[PATCHv9 07/17] x86/mm: Return correct level from lookup_address() if pte is none

From: Kirill A. Shutemov
Date: Mon Mar 25 2024 - 10:29:44 EST


Currently, lookup_address() returns two things:
1. A "pte_t" (which might be a p[g4um]d_t)
2. The 'level' of the page tables where the "pte_t" was found
(returned via a pointer)

If no pte_t is found, 'level' is essentially garbage.

Always fill out the level. For NULL "pte_t"s, fill in the level where
the p*d_none() entry was found mirroring the "found" behavior.

Always filling out the level allows using lookup_address() to precisely
skip over holes when walking kernel page tables.

Add one more entry into enum pg_level to indicate the size of the VA
covered by one PGD entry in 5-level paging mode.

Update comments for lookup_address() and lookup_address_in_pgd() to
reflect changes in the interface.

Signed-off-by: Kirill A. Shutemov <kirill.shutemov@xxxxxxxxxxxxxxx>
Reviewed-by: Rick Edgecombe <rick.p.edgecombe@xxxxxxxxx>
Reviewed-by: Baoquan He <bhe@xxxxxxxxxx>
Reviewed-by: Dave Hansen <dave.hansen@xxxxxxxxx>
---
arch/x86/include/asm/pgtable_types.h | 1 +
arch/x86/mm/pat/set_memory.c | 16 ++++++++--------
2 files changed, 9 insertions(+), 8 deletions(-)

diff --git a/arch/x86/include/asm/pgtable_types.h b/arch/x86/include/asm/pgtable_types.h
index 0b748ee16b3d..3f648ffdfbe5 100644
--- a/arch/x86/include/asm/pgtable_types.h
+++ b/arch/x86/include/asm/pgtable_types.h
@@ -548,6 +548,7 @@ enum pg_level {
PG_LEVEL_2M,
PG_LEVEL_1G,
PG_LEVEL_512G,
+ PG_LEVEL_256T,
PG_LEVEL_NUM
};

diff --git a/arch/x86/mm/pat/set_memory.c b/arch/x86/mm/pat/set_memory.c
index e5b454036bf3..6c49f69c0368 100644
--- a/arch/x86/mm/pat/set_memory.c
+++ b/arch/x86/mm/pat/set_memory.c
@@ -657,7 +657,8 @@ static inline pgprot_t verify_rwx(pgprot_t old, pgprot_t new, unsigned long star

/*
* Lookup the page table entry for a virtual address in a specific pgd.

___

SET EXERCISE 1:
Which new entry does the lookup_address() patch add to enum pg_level?
SET EXERCISE 2:
According to the lookup_address() patch, why should lookup_address() always fill out the level, even when no pte_t is found?

(Box coordinate listings)
___

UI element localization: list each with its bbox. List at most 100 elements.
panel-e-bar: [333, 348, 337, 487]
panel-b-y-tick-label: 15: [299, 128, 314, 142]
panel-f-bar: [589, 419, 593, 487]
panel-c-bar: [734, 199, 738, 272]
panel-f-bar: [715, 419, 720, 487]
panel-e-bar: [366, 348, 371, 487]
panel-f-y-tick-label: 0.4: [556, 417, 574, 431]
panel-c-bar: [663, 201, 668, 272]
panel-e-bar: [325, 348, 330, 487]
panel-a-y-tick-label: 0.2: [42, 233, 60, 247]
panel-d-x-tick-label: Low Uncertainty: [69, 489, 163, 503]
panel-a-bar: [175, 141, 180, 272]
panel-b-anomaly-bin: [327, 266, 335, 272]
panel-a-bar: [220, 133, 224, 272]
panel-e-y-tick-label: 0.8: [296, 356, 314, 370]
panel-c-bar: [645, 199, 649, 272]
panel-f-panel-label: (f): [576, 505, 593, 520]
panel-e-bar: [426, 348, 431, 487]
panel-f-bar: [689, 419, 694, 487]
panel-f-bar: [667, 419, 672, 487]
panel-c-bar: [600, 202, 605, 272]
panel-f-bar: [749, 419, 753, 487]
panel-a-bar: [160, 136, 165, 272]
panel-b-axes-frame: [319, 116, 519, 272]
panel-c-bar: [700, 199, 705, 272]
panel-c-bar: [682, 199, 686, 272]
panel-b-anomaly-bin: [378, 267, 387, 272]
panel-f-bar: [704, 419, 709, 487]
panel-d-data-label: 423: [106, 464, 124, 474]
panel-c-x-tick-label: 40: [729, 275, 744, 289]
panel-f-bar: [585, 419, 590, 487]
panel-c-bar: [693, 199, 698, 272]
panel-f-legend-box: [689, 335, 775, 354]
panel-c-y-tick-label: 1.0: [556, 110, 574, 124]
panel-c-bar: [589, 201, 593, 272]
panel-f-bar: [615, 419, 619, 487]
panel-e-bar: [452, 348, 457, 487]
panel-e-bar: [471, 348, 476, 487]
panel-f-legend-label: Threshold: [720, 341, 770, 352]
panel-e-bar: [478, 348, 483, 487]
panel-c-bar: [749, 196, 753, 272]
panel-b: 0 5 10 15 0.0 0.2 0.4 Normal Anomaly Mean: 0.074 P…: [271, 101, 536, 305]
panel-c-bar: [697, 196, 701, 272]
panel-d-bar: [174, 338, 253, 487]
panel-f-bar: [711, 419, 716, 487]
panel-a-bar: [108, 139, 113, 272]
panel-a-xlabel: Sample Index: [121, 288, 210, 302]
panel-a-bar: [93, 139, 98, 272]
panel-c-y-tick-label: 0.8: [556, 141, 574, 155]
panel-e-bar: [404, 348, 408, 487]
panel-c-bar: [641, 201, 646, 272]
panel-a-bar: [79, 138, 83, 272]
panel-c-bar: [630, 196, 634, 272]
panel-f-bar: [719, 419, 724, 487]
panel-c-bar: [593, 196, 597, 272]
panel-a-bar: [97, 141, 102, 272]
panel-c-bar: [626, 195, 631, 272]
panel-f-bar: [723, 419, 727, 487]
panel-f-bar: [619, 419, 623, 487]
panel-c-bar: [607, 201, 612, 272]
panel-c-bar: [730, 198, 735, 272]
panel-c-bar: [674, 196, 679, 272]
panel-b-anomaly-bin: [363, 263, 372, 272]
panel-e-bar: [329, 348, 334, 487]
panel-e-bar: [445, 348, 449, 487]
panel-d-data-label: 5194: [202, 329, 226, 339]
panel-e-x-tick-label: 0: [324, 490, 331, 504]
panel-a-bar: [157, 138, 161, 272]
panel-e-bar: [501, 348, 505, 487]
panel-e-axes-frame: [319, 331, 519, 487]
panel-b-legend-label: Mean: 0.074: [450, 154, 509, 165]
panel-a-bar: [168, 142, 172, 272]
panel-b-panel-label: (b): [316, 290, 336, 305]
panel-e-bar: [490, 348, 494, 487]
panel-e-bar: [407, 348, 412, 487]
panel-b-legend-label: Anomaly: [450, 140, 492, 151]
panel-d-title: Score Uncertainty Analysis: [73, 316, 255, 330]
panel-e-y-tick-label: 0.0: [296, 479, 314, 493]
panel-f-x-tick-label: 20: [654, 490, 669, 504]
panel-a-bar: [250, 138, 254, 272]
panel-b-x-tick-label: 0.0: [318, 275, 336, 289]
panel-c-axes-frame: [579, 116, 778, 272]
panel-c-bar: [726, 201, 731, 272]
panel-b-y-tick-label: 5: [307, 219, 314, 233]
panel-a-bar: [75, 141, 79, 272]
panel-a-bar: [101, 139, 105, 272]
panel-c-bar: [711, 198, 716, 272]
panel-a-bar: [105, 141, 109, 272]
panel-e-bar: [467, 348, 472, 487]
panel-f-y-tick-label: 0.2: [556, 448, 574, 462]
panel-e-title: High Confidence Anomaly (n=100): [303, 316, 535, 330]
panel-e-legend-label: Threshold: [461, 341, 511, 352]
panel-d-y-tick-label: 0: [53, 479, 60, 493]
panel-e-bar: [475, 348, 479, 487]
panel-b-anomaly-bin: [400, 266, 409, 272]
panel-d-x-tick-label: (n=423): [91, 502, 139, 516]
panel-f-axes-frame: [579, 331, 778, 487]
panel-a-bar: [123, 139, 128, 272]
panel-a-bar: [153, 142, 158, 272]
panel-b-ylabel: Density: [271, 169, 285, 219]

___

WRITTEN REPLY 1:
PG_LEVEL_256T

WRITTEN REPLY 2:
At present, if no pte_t is found, the level is essentially garbage. Always filling it out lets lookup_address() be used to precisely skip over holes when walking kernel page tables.